■ REQUIREMENTS
Look over the entries that follow and work out how many lines contain "JSON". State the number only.

[Records excerpted from a collection]
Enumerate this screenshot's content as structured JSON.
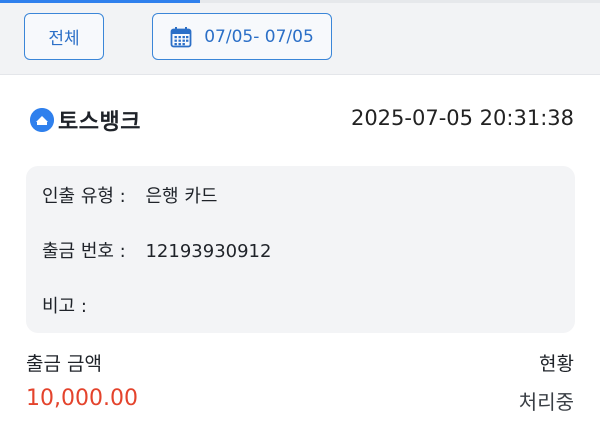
{
  "filter": {
    "all_label": "전체",
    "date_range_label": "07/05- 07/05",
    "calendar_icon": "calendar-icon"
  },
  "transaction": {
    "bank_name": "토스뱅크",
    "bank_logo_icon": "toss-bank-logo-icon",
    "timestamp": "2025-07-05 20:31:38",
    "details": {
      "type_label": "인출 유형 :",
      "type_value": "은행 카드",
      "number_label": "출금 번호 :",
      "number_value": "12193930912",
      "memo_label": "비고 :",
      "memo_value": ""
    },
    "amount_label": "출금 금액",
    "amount_value": "10,000.00",
    "status_label": "현황",
    "status_value": "처리중"
  },
  "colors": {
    "accent": "#2f80ed",
    "amount": "#e4432c"
  }
}
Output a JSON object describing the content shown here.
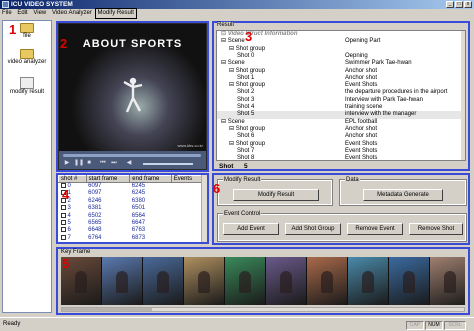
{
  "window": {
    "title": "ICU VIDEO SYSTEM",
    "min": "_",
    "max": "□",
    "close": "x"
  },
  "menu": [
    "File",
    "Edit",
    "View",
    "Video Analyzer",
    "Modify Result"
  ],
  "left_panel": {
    "items": [
      "file",
      "video analyzer",
      "modify result"
    ]
  },
  "region_markers": [
    "1",
    "2",
    "3",
    "4",
    "5",
    "6"
  ],
  "video": {
    "banner": "ABOUT SPORTS",
    "watermark": "www.kbs.co.kr"
  },
  "result": {
    "title": "Result",
    "header": "Video Struct Information",
    "rows": [
      {
        "label": "Scene",
        "value": "Opening Part",
        "level": 0,
        "toggle": "⊟"
      },
      {
        "label": "Shot group",
        "value": "",
        "level": 1,
        "toggle": "⊟"
      },
      {
        "label": "Shot      0",
        "value": "Oepning",
        "level": 2,
        "toggle": ""
      },
      {
        "label": "Scene",
        "value": "Swimmer Park Tae-hwan",
        "level": 0,
        "toggle": "⊟"
      },
      {
        "label": "Shot group",
        "value": "Anchor shot",
        "level": 1,
        "toggle": "⊟"
      },
      {
        "label": "Shot      1",
        "value": "Anchor shot",
        "level": 2,
        "toggle": ""
      },
      {
        "label": "Shot group",
        "value": "Event Shots",
        "level": 1,
        "toggle": "⊟"
      },
      {
        "label": "Shot      2",
        "value": "the departure procedures in the airport",
        "level": 2,
        "toggle": ""
      },
      {
        "label": "Shot      3",
        "value": "Interview with Park Tae-hwan",
        "level": 2,
        "toggle": ""
      },
      {
        "label": "Shot      4",
        "value": "training scene",
        "level": 2,
        "toggle": ""
      },
      {
        "label": "Shot      5",
        "value": "interview with the manager",
        "level": 2,
        "toggle": "",
        "selected": true
      },
      {
        "label": "Scene",
        "value": "EPL football",
        "level": 0,
        "toggle": "⊟"
      },
      {
        "label": "Shot group",
        "value": "Anchor shot",
        "level": 1,
        "toggle": "⊟"
      },
      {
        "label": "Shot      6",
        "value": "Anchor shot",
        "level": 2,
        "toggle": ""
      },
      {
        "label": "Shot group",
        "value": "Event Shots",
        "level": 1,
        "toggle": "⊟"
      },
      {
        "label": "Shot      7",
        "value": "Event Shots",
        "level": 2,
        "toggle": ""
      },
      {
        "label": "Shot      8",
        "value": "Event Shots",
        "level": 2,
        "toggle": ""
      },
      {
        "label": "Shot      9",
        "value": "Event Shots",
        "level": 2,
        "toggle": ""
      }
    ],
    "shot_label": "Shot",
    "shot_value": "5"
  },
  "shot_table": {
    "headers": [
      "shot #",
      "start frame",
      "end frame",
      "Events"
    ],
    "rows": [
      [
        "0",
        "6097",
        "6245",
        ""
      ],
      [
        "1",
        "6097",
        "6245",
        ""
      ],
      [
        "2",
        "6246",
        "6380",
        ""
      ],
      [
        "3",
        "6381",
        "6501",
        ""
      ],
      [
        "4",
        "6502",
        "6564",
        ""
      ],
      [
        "5",
        "6565",
        "6647",
        ""
      ],
      [
        "6",
        "6648",
        "6763",
        ""
      ],
      [
        "7",
        "6764",
        "6873",
        ""
      ]
    ]
  },
  "controls": {
    "modify_result": {
      "title": "Modify Result",
      "button": "Modify Result"
    },
    "data": {
      "title": "Data",
      "button": "Metadata Generate"
    },
    "event_control": {
      "title": "Event Control",
      "buttons": [
        "Add Event",
        "Add Shot Group",
        "Remove Event",
        "Remove Shot"
      ]
    }
  },
  "keyframe": {
    "title": "Key Frame",
    "thumbnails": [
      "#6a4a3a",
      "#5a7ab0",
      "#4a6a9a",
      "#b09060",
      "#3a8a5a",
      "#6a5a8a",
      "#aa6a4a",
      "#4a8aaa",
      "#3a6aa0",
      "#a08070"
    ]
  },
  "status": {
    "text": "Ready",
    "indicators": [
      {
        "label": "CAP",
        "active": false
      },
      {
        "label": "NUM",
        "active": true
      },
      {
        "label": "SCRL",
        "active": false
      }
    ]
  },
  "colors": {
    "title_start": "#0a246a",
    "frame_border": "#3a4bd8",
    "marker": "#dd0000",
    "table_text": "#1a2ca0"
  }
}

■ ANSWER IN FULL
2